REQUIREMENTS
Copy each line where the word "एसएसप" occurs.

DATA ENTRIES
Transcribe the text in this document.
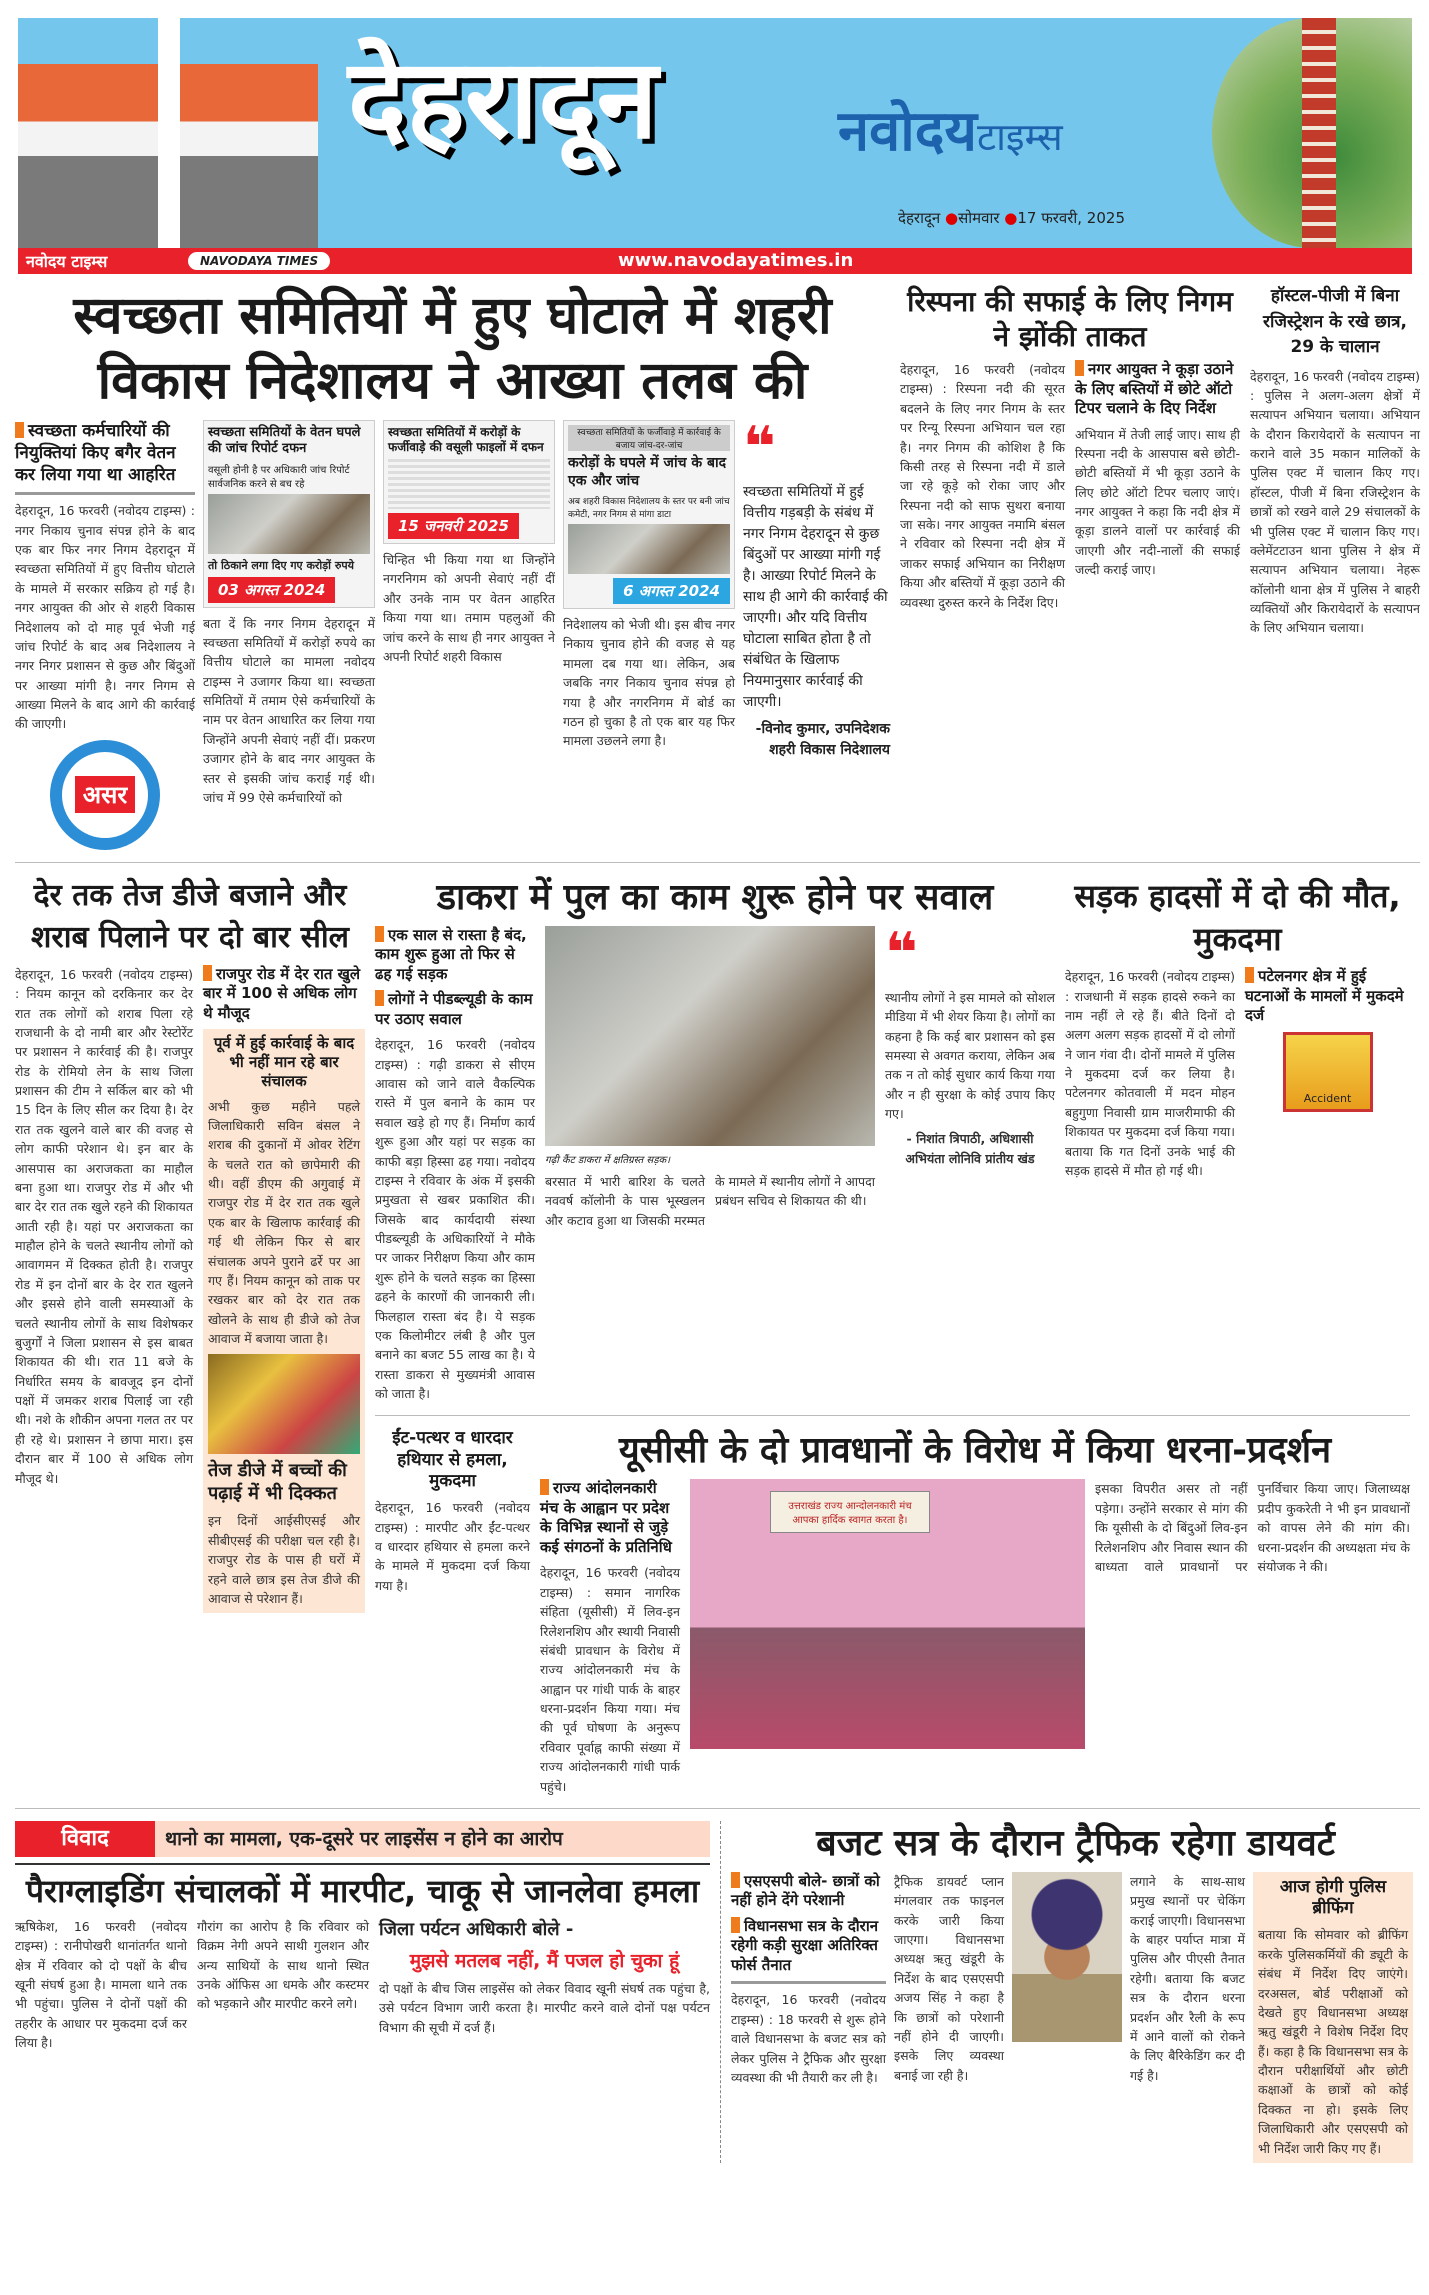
देहरादून	नवोदयटाइम्स
देहरादून ●सोमवार ●17 फरवरी, 2025
नवोदय टाइम्स	NAVODAYA TIMES	www.navodayatimes.in
स्वच्छता समितियों में हुए घोटाले में शहरी विकास निदेशालय ने आख्या तलब की
स्वच्छता कर्मचारियों की नियुक्तियां किए बगैर वेतन कर लिया गया था आहरित
देहरादून, 16 फरवरी (नवोदय टाइम्स) : नगर निकाय चुनाव संपन्न होने के बाद एक बार फिर नगर निगम देहरादून में स्वच्छता समितियों में हुए वित्तीय घोटाले के मामले में सरकार सक्रिय हो गई है। नगर आयुक्त की ओर से शहरी विकास निदेशालय को दो माह पूर्व भेजी गई जांच रिपोर्ट के बाद अब निदेशालय ने नगर निगर प्रशासन से कुछ और बिंदुओं पर आख्या मांगी है। नगर निगम से आख्या मिलने के बाद आगे की कार्रवाई की जाएगी।
असर
स्वच्छता समितियों के वेतन घपले की जांच रिपोर्ट दफन
वसूली होनी है पर अधिकारी जांच रिपोर्ट सार्वजनिक करने से बच रहे
तो ठिकाने लगा दिए गए करोड़ों रुपये
03 अगस्त 2024
बता दें कि नगर निगम देहरादून में स्वच्छता समितियों में करोड़ों रुपये का वित्तीय घोटाले का मामला नवोदय टाइम्स ने उजागर किया था। स्वच्छता समितियों में तमाम ऐसे कर्मचारियों के नाम पर वेतन आधारित कर लिया गया जिन्होंने अपनी सेवाएं नहीं दीं। प्रकरण उजागर होने के बाद नगर आयुक्त के स्तर से इसकी जांच कराई गई थी। जांच में 99 ऐसे कर्मचारियों को
स्वच्छता समितियों में करोड़ों के फर्जीवाड़े की वसूली फाइलों में दफन
15 जनवरी 2025
चिन्हित भी किया गया था जिन्होंने नगरनिगम को अपनी सेवाएं नहीं दीं और उनके नाम पर वेतन आहरित किया गया था। तमाम पहलुओं की जांच करने के साथ ही नगर आयुक्त ने अपनी रिपोर्ट शहरी विकास
स्वच्छता समितियों के फर्जीवाड़े में कार्रवाई के बजाय जांच-दर-जांच
करोड़ों के घपले में जांच के बाद एक और जांच
अब शहरी विकास निदेशालय के स्तर पर बनी जांच कमेटी, नगर निगम से मांगा डाटा
6 अगस्त 2024
निदेशालय को भेजी थी। इस बीच नगर निकाय चुनाव होने की वजह से यह मामला दब गया था। लेकिन, अब जबकि नगर निकाय चुनाव संपन्न हो गया है और नगरनिगम में बोर्ड का गठन हो चुका है तो एक बार यह फिर मामला उछलने लगा है।
❝
स्वच्छता समितियों में हुई वित्तीय गड़बड़ी के संबंध में नगर निगम देहरादून से कुछ बिंदुओं पर आख्या मांगी गई है। आख्या रिपोर्ट मिलने के साथ ही आगे की कार्रवाई की जाएगी। और यदि वित्तीय घोटाला साबित होता है तो संबंधित के खिलाफ नियमानुसार कार्रवाई की जाएगी।
-विनोद कुमार, उपनिदेशक शहरी विकास निदेशालय
रिस्पना की सफाई के लिए निगम ने झोंकी ताकत
देहरादून, 16 फरवरी (नवोदय टाइम्स) : रिस्पना नदी की सूरत बदलने के लिए नगर निगम के स्तर पर रिन्यू रिस्पना अभियान चल रहा है। नगर निगम की कोशिश है कि किसी तरह से रिस्पना नदी में डाले जा रहे कूड़े को रोका जाए और रिस्पना नदी को साफ सुथरा बनाया जा सके। नगर आयुक्त नमामि बंसल ने रविवार को रिस्पना नदी क्षेत्र में जाकर सफाई अभियान का निरीक्षण किया और बस्तियों में कूड़ा उठाने की व्यवस्था दुरुस्त करने के निर्देश दिए।
नगर आयुक्त ने कूड़ा उठाने के लिए बस्तियों में छोटे ऑटो टिपर चलाने के दिए निर्देश
अभियान में तेजी लाई जाए। साथ ही रिस्पना नदी के आसपास बसे छोटी-छोटी बस्तियों में भी कूड़ा उठाने के लिए छोटे ऑटो टिपर चलाए जाएं। नगर आयुक्त ने कहा कि नदी क्षेत्र में कूड़ा डालने वालों पर कार्रवाई की जाएगी और नदी-नालों की सफाई जल्दी कराई जाए।
हॉस्टल-पीजी में बिना रजिस्ट्रेशन के रखे छात्र, 29 के चालान
देहरादून, 16 फरवरी (नवोदय टाइम्स) : पुलिस ने अलग-अलग क्षेत्रों में सत्यापन अभियान चलाया। अभियान के दौरान किरायेदारों के सत्यापन ना कराने वाले 35 मकान मालिकों के पुलिस एक्ट में चालान किए गए। हॉस्टल, पीजी में बिना रजिस्ट्रेशन के छात्रों को रखने वाले 29 संचालकों के भी पुलिस एक्ट में चालान किए गए। क्लेमेंटटाउन थाना पुलिस ने क्षेत्र में सत्यापन अभियान चलाया। नेहरू कॉलोनी थाना क्षेत्र में पुलिस ने बाहरी व्यक्तियों और किरायेदारों के सत्यापन के लिए अभियान चलाया।
देर तक तेज डीजे बजाने और शराब पिलाने पर दो बार सील
देहरादून, 16 फरवरी (नवोदय टाइम्स) : नियम कानून को दरकिनार कर देर रात तक लोगों को शराब पिला रहे राजधानी के दो नामी बार और रेस्टोरेंट पर प्रशासन ने कार्रवाई की है। राजपुर रोड के रोमियो लेन के साथ जिला प्रशासन की टीम ने सर्किल बार को भी 15 दिन के लिए सील कर दिया है। देर रात तक खुलने वाले बार की वजह से लोग काफी परेशान थे। इन बार के आसपास का अराजकता का माहौल बना हुआ था। राजपुर रोड में और भी बार देर रात तक खुले रहने की शिकायत आती रही है। यहां पर अराजकता का माहौल होने के चलते स्थानीय लोगों को आवागमन में दिक्कत होती है। राजपुर रोड में इन दोनों बार के देर रात खुलने और इससे होने वाली समस्याओं के चलते स्थानीय लोगों के साथ विशेषकर बुजुर्गों ने जिला प्रशासन से इस बाबत शिकायत की थी। रात 11 बजे के निर्धारित समय के बावजूद इन दोनों पक्षों में जमकर शराब पिलाई जा रही थी। नशे के शौकीन अपना गलत तर पर ही रहे थे। प्रशासन ने छापा मारा। इस दौरान बार में 100 से अधिक लोग मौजूद थे।
राजपुर रोड में देर रात खुले बार में 100 से अधिक लोग थे मौजूद
पूर्व में हुई कार्रवाई के बाद भी नहीं मान रहे बार संचालक
अभी कुछ महीने पहले जिलाधिकारी सविन बंसल ने शराब की दुकानों में ओवर रेटिंग के चलते रात को छापेमारी की थी। वहीं डीएम की अगुवाई में राजपुर रोड में देर रात तक खुले एक बार के खिलाफ कार्रवाई की गई थी लेकिन फिर से बार संचालक अपने पुराने ढर्रे पर आ गए हैं। नियम कानून को ताक पर रखकर बार को देर रात तक खोलने के साथ ही डीजे को तेज आवाज में बजाया जाता है।
तेज डीजे में बच्चों की पढ़ाई में भी दिक्कत
इन दिनों आईसीएसई और सीबीएसई की परीक्षा चल रही है। राजपुर रोड के पास ही घरों में रहने वाले छात्र इस तेज डीजे की आवाज से परेशान हैं।
डाकरा में पुल का काम शुरू होने पर सवाल
एक साल से रास्ता है बंद, काम शुरू हुआ तो फिर से ढह गई सड़क
लोगों ने पीडब्ल्यूडी के काम पर उठाए सवाल
देहरादून, 16 फरवरी (नवोदय टाइम्स) : गढ़ी डाकरा से सीएम आवास को जाने वाले वैकल्पिक रास्ते में पुल बनाने के काम पर सवाल खड़े हो गए हैं। निर्माण कार्य शुरू हुआ और यहां पर सड़क का काफी बड़ा हिस्सा ढह गया। नवोदय टाइम्स ने रविवार के अंक में इसकी प्रमुखता से खबर प्रकाशित की। जिसके बाद कार्यदायी संस्था पीडब्ल्यूडी के अधिकारियों ने मौके पर जाकर निरीक्षण किया और काम शुरू होने के चलते सड़क का हिस्सा ढहने के कारणों की जानकारी ली। फिलहाल रास्ता बंद है। ये सड़क एक किलोमीटर लंबी है और पुल बनाने का बजट 55 लाख का है। ये रास्ता डाकरा से मुख्यमंत्री आवास को जाता है।
गढ़ी कैंट डाकरा में क्षतिग्रस्त सड़क।
बरसात में भारी बारिश के चलते नववर्ष कॉलोनी के पास भूस्खलन और कटाव हुआ था जिसकी मरम्मत के मामले में स्थानीय लोगों ने आपदा प्रबंधन सचिव से शिकायत की थी।
❝
स्थानीय लोगों ने इस मामले को सोशल मीडिया में भी शेयर किया है। लोगों का कहना है कि कई बार प्रशासन को इस समस्या से अवगत कराया, लेकिन अब तक न तो कोई सुधार कार्य किया गया और न ही सुरक्षा के कोई उपाय किए गए।
- निशांत त्रिपाठी, अधिशासी अभियंता लोनिवि प्रांतीय खंड
सड़क हादसों में दो की मौत, मुकदमा
देहरादून, 16 फरवरी (नवोदय टाइम्स) : राजधानी में सड़क हादसे रुकने का नाम नहीं ले रहे हैं। बीते दिनों दो अलग अलग सड़क हादसों में दो लोगों ने जान गंवा दी। दोनों मामले में पुलिस ने मुकदमा दर्ज कर लिया है। पटेलनगर कोतवाली में मदन मोहन बहुगुणा निवासी ग्राम माजरीमाफी की शिकायत पर मुकदमा दर्ज किया गया। बताया कि गत दिनों उनके भाई की सड़क हादसे में मौत हो गई थी।
पटेलनगर क्षेत्र में हुई घटनाओं के मामलों में मुकदमे दर्ज
Accident
ईंट-पत्थर व धारदार हथियार से हमला, मुकदमा
देहरादून, 16 फरवरी (नवोदय टाइम्स) : मारपीट और ईंट-पत्थर व धारदार हथियार से हमला करने के मामले में मुकदमा दर्ज किया गया है।
यूसीसी के दो प्रावधानों के विरोध में किया धरना-प्रदर्शन
राज्य आंदोलनकारी मंच के आह्वान पर प्रदेश के विभिन्न स्थानों से जुड़े कई संगठनों के प्रतिनिधि
देहरादून, 16 फरवरी (नवोदय टाइम्स) : समान नागरिक संहिता (यूसीसी) में लिव-इन रिलेशनशिप और स्थायी निवासी संबंधी प्रावधान के विरोध में राज्य आंदोलनकारी मंच के आह्वान पर गांधी पार्क के बाहर धरना-प्रदर्शन किया गया। मंच की पूर्व घोषणा के अनुरूप रविवार पूर्वाह्न काफी संख्या में राज्य आंदोलनकारी गांधी पार्क पहुंचे।
उत्तराखंड राज्य आन्दोलनकारी मंच आपका हार्दिक स्वागत करता है।
इसका विपरीत असर तो नहीं पड़ेगा। उन्होंने सरकार से मांग की कि यूसीसी के दो बिंदुओं लिव-इन रिलेशनशिप और निवास स्थान की बाध्यता वाले प्रावधानों पर पुनर्विचार किया जाए। जिलाध्यक्ष प्रदीप कुकरेती ने भी इन प्रावधानों को वापस लेने की मांग की। धरना-प्रदर्शन की अध्यक्षता मंच के संयोजक ने की।
विवाद	थानो का मामला, एक-दूसरे पर लाइसेंस न होने का आरोप
पैराग्लाइडिंग संचालकों में मारपीट, चाकू से जानलेवा हमला
ऋषिकेश, 16 फरवरी (नवोदय टाइम्स) : रानीपोखरी थानांतर्गत थानो क्षेत्र में रविवार को दो पक्षों के बीच खूनी संघर्ष हुआ है। मामला थाने तक भी पहुंचा। पुलिस ने दोनों पक्षों की तहरीर के आधार पर मुकदमा दर्ज कर लिया है।
गौरांग का आरोप है कि रविवार को विक्रम नेगी अपने साथी गुलशन और अन्य साथियों के साथ थानो स्थित उनके ऑफिस आ धमके और कस्टमर को भड़काने और मारपीट करने लगे।
जिला पर्यटन अधिकारी बोले -
मुझसे मतलब नहीं, मैं पजल हो चुका हूं
दो पक्षों के बीच जिस लाइसेंस को लेकर विवाद खूनी संघर्ष तक पहुंचा है, उसे पर्यटन विभाग जारी करता है। मारपीट करने वाले दोनों पक्ष पर्यटन विभाग की सूची में दर्ज हैं।
बजट सत्र के दौरान ट्रैफिक रहेगा डायवर्ट
एसएसपी बोले- छात्रों को नहीं होने देंगे परेशानी
विधानसभा सत्र के दौरान रहेगी कड़ी सुरक्षा अतिरिक्त फोर्स तैनात
देहरादून, 16 फरवरी (नवोदय टाइम्स) : 18 फरवरी से शुरू होने वाले विधानसभा के बजट सत्र को लेकर पुलिस ने ट्रैफिक और सुरक्षा व्यवस्था की भी तैयारी कर ली है।
ट्रैफिक डायवर्ट प्लान मंगलवार तक फाइनल करके जारी किया जाएगा। विधानसभा अध्यक्ष ऋतु खंडूरी के निर्देश के बाद एसएसपी अजय सिंह ने कहा है कि छात्रों को परेशानी नहीं होने दी जाएगी। इसके लिए व्यवस्था बनाई जा रही है।
लगाने के साथ-साथ प्रमुख स्थानों पर चेकिंग कराई जाएगी। विधानसभा के बाहर पर्याप्त मात्रा में पुलिस और पीएसी तैनात रहेगी। बताया कि बजट सत्र के दौरान धरना प्रदर्शन और रैली के रूप में आने वालों को रोकने के लिए बैरिकेडिंग कर दी गई है।
आज होगी पुलिस ब्रीफिंग
बताया कि सोमवार को ब्रीफिंग करके पुलिसकर्मियों की ड्यूटी के संबंध में निर्देश दिए जाएंगे। दरअसल, बोर्ड परीक्षाओं को देखते हुए विधानसभा अध्यक्ष ऋतु खंडूरी ने विशेष निर्देश दिए हैं। कहा है कि विधानसभा सत्र के दौरान परीक्षार्थियों और छोटी कक्षाओं के छात्रों को कोई दिक्कत ना हो। इसके लिए जिलाधिकारी और एसएसपी को भी निर्देश जारी किए गए हैं।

PROBLEM SOLUTION
एसएसपी बोले- छात्रों को नहीं होने देंगे परेशानी
ट्रैफिक डायवर्ट प्लान मंगलवार तक फाइनल करके जारी किया जाएगा। विधानसभा अध्यक्ष ऋतु खंडूरी के निर्देश के बाद एसएसपी अजय सिंह ने कहा है कि छात्रों को परेशानी नहीं होने दी जाएगी। इसके लिए व्यवस्था बनाई जा रही है।
बताया कि सोमवार को ब्रीफिंग करके पुलिसकर्मियों की ड्यूटी के संबंध में निर्देश दिए जाएंगे। दरअसल, बोर्ड परीक्षाओं को देखते हुए विधानसभा अध्यक्ष ऋतु खंडूरी ने विशेष निर्देश दिए हैं। कहा है कि विधानसभा सत्र के दौरान परीक्षार्थियों और छोटी कक्षाओं के छात्रों को कोई दिक्कत ना हो। इसके लिए जिलाधिकारी और एसएसपी को भी निर्देश जारी किए गए हैं।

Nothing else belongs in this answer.